#### DATA SUPPLIED:
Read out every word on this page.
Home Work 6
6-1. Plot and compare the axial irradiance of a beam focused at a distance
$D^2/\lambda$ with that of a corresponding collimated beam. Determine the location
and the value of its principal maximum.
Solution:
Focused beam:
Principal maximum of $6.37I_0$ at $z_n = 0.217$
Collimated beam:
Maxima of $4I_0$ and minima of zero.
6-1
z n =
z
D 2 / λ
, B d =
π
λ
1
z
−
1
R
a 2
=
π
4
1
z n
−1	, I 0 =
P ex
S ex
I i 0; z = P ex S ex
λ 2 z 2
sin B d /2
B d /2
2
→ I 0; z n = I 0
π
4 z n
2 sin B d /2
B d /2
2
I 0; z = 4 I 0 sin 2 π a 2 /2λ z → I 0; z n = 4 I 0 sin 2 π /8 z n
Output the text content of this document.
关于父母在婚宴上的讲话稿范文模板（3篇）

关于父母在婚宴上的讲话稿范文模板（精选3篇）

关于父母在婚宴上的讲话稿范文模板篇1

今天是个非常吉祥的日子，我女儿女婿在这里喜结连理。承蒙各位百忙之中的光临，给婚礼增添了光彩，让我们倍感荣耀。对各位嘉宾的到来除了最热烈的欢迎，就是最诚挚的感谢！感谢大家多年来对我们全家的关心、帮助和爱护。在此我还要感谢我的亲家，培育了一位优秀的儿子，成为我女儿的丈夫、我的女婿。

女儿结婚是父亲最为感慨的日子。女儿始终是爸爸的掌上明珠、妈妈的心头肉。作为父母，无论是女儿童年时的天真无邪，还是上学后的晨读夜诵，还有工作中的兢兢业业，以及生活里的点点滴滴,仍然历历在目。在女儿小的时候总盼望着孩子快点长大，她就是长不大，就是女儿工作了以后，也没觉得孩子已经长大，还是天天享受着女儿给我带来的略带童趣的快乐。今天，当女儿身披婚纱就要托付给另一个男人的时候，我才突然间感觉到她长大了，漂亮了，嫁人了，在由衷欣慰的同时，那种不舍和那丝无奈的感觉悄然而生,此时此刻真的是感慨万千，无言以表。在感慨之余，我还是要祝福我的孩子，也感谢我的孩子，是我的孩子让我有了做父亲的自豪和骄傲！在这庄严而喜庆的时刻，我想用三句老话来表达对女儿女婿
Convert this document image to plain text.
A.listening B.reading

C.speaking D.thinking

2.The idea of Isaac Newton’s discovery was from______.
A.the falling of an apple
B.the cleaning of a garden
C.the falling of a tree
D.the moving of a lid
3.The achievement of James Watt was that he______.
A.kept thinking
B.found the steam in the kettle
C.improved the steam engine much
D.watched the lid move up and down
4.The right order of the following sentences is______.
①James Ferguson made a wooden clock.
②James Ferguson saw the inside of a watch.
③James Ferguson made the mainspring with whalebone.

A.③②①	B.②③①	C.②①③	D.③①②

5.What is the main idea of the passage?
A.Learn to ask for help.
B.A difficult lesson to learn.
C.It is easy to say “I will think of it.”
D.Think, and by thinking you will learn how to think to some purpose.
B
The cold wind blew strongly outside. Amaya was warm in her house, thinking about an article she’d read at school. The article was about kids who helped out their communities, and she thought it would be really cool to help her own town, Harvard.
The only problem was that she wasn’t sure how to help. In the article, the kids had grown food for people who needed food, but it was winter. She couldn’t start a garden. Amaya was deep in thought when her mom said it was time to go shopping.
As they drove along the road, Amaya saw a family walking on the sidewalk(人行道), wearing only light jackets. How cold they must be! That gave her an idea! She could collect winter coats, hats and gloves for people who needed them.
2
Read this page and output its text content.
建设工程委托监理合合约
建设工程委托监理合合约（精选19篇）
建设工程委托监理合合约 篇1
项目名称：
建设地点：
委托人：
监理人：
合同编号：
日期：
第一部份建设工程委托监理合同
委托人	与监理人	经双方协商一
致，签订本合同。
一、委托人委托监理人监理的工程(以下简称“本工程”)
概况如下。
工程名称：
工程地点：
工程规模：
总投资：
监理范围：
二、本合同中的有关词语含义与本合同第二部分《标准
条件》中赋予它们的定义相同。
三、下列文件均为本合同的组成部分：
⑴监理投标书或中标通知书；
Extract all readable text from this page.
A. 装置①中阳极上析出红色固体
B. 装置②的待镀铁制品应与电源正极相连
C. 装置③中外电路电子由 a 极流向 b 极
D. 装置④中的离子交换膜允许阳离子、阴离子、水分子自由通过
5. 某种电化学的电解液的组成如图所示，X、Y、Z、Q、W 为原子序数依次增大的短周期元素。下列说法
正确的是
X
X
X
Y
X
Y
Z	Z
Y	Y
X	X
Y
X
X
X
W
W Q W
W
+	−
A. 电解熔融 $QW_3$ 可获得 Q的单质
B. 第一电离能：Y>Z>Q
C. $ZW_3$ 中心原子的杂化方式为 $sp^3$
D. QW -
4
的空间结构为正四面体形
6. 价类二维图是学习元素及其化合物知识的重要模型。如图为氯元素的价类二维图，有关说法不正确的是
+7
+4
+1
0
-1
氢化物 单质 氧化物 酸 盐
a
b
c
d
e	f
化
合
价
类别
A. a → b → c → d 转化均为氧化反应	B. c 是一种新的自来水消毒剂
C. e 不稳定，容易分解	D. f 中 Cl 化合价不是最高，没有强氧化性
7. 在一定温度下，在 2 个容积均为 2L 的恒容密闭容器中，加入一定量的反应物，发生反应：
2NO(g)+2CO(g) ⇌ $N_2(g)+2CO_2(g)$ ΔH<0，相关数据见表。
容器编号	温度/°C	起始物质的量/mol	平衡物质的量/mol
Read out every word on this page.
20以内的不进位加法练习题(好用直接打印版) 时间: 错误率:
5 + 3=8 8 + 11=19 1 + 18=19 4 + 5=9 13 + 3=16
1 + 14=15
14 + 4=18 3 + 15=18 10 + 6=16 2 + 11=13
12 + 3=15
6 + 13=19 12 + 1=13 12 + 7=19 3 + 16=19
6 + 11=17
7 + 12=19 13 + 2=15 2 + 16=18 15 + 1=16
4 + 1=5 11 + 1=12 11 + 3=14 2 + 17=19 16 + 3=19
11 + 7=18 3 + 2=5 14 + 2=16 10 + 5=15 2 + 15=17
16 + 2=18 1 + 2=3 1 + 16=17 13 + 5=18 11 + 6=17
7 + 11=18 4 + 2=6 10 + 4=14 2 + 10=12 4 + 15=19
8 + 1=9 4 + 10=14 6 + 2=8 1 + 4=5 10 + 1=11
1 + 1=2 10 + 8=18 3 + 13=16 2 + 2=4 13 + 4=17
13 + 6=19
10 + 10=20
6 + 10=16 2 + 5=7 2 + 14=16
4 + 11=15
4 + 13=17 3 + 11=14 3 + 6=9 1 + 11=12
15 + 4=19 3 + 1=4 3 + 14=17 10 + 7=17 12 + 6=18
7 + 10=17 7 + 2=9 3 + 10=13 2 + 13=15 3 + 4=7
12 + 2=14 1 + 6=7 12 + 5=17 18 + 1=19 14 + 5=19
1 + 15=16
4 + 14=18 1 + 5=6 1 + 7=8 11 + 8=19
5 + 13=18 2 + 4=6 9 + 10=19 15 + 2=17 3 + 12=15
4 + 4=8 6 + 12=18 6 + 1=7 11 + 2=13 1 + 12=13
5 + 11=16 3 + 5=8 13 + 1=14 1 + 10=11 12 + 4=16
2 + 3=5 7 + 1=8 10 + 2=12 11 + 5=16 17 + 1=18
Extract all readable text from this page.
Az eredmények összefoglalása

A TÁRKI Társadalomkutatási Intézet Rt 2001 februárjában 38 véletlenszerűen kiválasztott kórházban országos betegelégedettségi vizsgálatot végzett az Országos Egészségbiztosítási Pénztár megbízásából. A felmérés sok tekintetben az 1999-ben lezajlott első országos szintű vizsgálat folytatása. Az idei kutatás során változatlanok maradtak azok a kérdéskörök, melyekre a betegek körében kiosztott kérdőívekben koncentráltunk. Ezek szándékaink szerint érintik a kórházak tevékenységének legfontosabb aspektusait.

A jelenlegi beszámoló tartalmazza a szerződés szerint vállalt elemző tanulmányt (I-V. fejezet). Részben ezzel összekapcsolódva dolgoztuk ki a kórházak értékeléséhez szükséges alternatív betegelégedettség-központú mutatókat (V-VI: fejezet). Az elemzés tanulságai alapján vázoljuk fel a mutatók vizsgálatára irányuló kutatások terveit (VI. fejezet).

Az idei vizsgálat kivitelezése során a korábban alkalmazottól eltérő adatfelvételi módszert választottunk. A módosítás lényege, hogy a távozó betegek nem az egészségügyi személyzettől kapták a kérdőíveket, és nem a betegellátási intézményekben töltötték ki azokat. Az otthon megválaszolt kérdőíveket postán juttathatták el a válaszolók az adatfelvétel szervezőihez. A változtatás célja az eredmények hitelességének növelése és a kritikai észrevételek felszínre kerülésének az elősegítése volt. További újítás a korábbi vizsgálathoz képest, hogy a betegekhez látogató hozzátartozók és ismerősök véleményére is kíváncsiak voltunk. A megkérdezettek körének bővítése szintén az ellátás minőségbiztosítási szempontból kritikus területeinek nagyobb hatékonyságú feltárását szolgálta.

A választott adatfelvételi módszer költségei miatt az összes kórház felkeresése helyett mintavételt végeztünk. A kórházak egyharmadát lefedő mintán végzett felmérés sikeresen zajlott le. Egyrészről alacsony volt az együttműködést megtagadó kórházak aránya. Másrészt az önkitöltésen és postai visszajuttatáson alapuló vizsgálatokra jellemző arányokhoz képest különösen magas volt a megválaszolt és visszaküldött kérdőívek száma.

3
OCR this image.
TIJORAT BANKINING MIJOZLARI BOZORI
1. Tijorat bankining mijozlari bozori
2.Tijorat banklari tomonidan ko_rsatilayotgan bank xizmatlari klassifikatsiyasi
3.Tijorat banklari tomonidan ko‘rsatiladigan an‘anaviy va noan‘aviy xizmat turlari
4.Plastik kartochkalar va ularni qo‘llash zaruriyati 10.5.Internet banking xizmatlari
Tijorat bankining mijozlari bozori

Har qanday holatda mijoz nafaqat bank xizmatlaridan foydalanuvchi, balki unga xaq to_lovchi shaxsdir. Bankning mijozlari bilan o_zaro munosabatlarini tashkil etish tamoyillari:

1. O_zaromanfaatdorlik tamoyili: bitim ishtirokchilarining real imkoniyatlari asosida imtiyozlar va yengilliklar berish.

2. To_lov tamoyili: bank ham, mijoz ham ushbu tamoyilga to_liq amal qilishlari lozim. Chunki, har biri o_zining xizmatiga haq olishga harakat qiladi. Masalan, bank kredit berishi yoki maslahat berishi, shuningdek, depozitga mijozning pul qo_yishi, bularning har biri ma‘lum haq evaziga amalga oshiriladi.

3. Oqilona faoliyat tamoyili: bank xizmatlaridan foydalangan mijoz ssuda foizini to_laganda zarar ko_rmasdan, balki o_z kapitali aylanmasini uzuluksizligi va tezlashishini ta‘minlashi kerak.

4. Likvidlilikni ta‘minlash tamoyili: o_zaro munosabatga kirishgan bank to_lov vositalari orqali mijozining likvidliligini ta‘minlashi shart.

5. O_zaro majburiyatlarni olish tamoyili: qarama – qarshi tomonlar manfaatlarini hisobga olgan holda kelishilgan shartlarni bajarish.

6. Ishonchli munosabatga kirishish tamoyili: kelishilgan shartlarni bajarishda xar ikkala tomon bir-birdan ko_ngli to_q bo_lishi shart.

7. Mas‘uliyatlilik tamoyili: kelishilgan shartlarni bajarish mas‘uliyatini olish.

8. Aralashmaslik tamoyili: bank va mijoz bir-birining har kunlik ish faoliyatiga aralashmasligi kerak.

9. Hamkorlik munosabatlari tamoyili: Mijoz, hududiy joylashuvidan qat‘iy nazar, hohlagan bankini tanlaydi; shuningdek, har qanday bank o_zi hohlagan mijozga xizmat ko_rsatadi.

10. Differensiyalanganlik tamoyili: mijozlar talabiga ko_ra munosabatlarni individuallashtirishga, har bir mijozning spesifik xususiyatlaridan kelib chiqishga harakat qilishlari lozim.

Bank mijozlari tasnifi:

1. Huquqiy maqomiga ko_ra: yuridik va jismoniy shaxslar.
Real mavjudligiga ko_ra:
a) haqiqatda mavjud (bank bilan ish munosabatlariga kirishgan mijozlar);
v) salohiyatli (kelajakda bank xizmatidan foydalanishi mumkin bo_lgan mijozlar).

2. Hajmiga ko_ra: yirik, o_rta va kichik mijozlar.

#### EXERCISE PROMPT:
Copy every line of the records above that holds the word "idei".

#### WORKED SOLUTION:
A TÁRKI Társadalomkutatási Intézet Rt 2001 februárjában 38 véletlenszerűen kiválasztott kórházban országos betegelégedettségi vizsgálatot végzett az Országos Egészségbiztosítási Pénztár megbízásából. A felmérés sok tekintetben az 1999-ben lezajlott első országos szintű vizsgálat folytatása. Az idei kutatás során változatlanok maradtak azok a kérdéskörök, melyekre a betegek körében kiosztott kérdőívekben koncentráltunk. Ezek szándékaink szerint érintik a kórházak tevékenységének legfontosabb aspektusait.
Az idei vizsgálat kivitelezése során a korábban alkalmazottól eltérő adatfelvételi módszert választottunk. A módosítás lényege, hogy a távozó betegek nem az egészségügyi személyzettől kapták a kérdőíveket, és nem a betegellátási intézményekben töltötték ki azokat. Az otthon megválaszolt kérdőíveket postán juttathatták el a válaszolók az adatfelvétel szervezőihez. A változtatás célja az eredmények hitelességének növelése és a kritikai észrevételek felszínre kerülésének az elősegítése volt. További újítás a korábbi vizsgálathoz képest, hogy a betegekhez látogató hozzátartozók és ismerősök véleményére is kíváncsiak voltunk. A megkérdezettek körének bővítése szintén az ellátás minőségbiztosítási szempontból kritikus területeinek nagyobb hatékonyságú feltárását szolgálta.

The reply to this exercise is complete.